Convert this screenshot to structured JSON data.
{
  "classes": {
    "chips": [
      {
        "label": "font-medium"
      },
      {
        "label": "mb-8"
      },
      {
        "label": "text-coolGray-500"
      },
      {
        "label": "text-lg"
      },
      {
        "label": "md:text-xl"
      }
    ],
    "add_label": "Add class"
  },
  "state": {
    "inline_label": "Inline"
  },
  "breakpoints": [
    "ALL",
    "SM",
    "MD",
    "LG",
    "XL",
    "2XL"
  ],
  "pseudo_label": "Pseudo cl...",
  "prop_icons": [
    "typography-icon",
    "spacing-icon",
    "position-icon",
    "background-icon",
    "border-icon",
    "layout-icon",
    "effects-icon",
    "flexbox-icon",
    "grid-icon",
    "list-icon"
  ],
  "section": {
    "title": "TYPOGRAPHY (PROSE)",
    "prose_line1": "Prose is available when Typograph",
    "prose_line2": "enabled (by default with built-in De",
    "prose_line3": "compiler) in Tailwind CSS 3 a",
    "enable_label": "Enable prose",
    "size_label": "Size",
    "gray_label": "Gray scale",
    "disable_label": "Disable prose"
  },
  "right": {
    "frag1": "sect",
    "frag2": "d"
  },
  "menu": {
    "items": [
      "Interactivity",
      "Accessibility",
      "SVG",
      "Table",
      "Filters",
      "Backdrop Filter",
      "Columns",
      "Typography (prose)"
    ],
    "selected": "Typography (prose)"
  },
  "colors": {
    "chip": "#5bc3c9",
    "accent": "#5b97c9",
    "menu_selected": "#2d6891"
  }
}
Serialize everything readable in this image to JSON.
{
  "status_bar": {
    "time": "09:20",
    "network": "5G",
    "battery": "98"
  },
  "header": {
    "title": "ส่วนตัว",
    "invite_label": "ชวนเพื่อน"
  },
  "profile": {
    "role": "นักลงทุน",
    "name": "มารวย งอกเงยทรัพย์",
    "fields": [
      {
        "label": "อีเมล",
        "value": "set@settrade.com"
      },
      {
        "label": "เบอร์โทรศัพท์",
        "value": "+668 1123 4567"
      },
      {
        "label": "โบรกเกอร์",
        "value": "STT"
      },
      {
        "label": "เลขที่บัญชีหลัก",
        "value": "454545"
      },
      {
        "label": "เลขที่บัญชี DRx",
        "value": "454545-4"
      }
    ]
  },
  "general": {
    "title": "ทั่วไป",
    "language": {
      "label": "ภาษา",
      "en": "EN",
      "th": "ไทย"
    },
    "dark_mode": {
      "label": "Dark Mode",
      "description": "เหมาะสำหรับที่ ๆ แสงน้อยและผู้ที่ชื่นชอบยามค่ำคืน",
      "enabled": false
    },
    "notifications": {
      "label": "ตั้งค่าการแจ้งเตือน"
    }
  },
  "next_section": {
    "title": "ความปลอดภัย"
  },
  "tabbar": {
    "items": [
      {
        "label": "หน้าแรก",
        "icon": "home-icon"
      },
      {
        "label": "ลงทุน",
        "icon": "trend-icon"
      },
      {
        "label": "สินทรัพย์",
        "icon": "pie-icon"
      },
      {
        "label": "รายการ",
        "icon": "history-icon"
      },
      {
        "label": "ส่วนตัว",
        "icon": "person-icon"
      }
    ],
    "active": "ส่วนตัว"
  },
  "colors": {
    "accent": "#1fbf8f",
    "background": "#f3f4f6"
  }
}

---

_The task_
Starting with the line that contains "Serialize everything readable", write out each line through the end of the listing, exactly as it appears, and include nothing else.

_Exercise response_
Serialize everything readable in this image to JSON.
{
  "status_bar": {
    "time": "09:20",
    "network": "5G",
    "battery": "98"
  },
  "header": {
    "title": "ส่วนตัว",
    "invite_label": "ชวนเพื่อน"
  },
  "profile": {
    "role": "นักลงทุน",
    "name": "มารวย งอกเงยทรัพย์",
    "fields": [
      {
        "label": "อีเมล",
        "value": "set@settrade.com"
      },
      {
        "label": "เบอร์โทรศัพท์",
        "value": "+668 1123 4567"
      },
      {
        "label": "โบรกเกอร์",
        "value": "STT"
      },
      {
        "label": "เลขที่บัญชีหลัก",
        "value": "454545"
      },
      {
        "label": "เลขที่บัญชี DRx",
        "value": "454545-4"
      }
    ]
  },
  "general": {
    "title": "ทั่วไป",
    "language": {
      "label": "ภาษา",
      "en": "EN",
      "th": "ไทย"
    },
    "dark_mode": {
      "label": "Dark Mode",
      "description": "เหมาะสำหรับที่ ๆ แสงน้อยและผู้ที่ชื่นชอบยามค่ำคืน",
      "enabled": false
    },
    "notifications": {
      "label": "ตั้งค่าการแจ้งเตือน"
    }
  },
  "next_section": {
    "title": "ความปลอดภัย"
  },
  "tabbar": {
    "items": [
      {
        "label": "หน้าแรก",
        "icon": "home-icon"
      },
      {
        "label": "ลงทุน",
        "icon": "trend-icon"
      },
      {
        "label": "สินทรัพย์",
        "icon": "pie-icon"
      },
      {
        "label": "รายการ",
        "icon": "history-icon"
      },
      {
        "label": "ส่วนตัว",
        "icon": "person-icon"
      }
    ],
    "active": "ส่วนตัว"
  },
  "colors": {
    "accent": "#1fbf8f",
    "background": "#f3f4f6"
  }
}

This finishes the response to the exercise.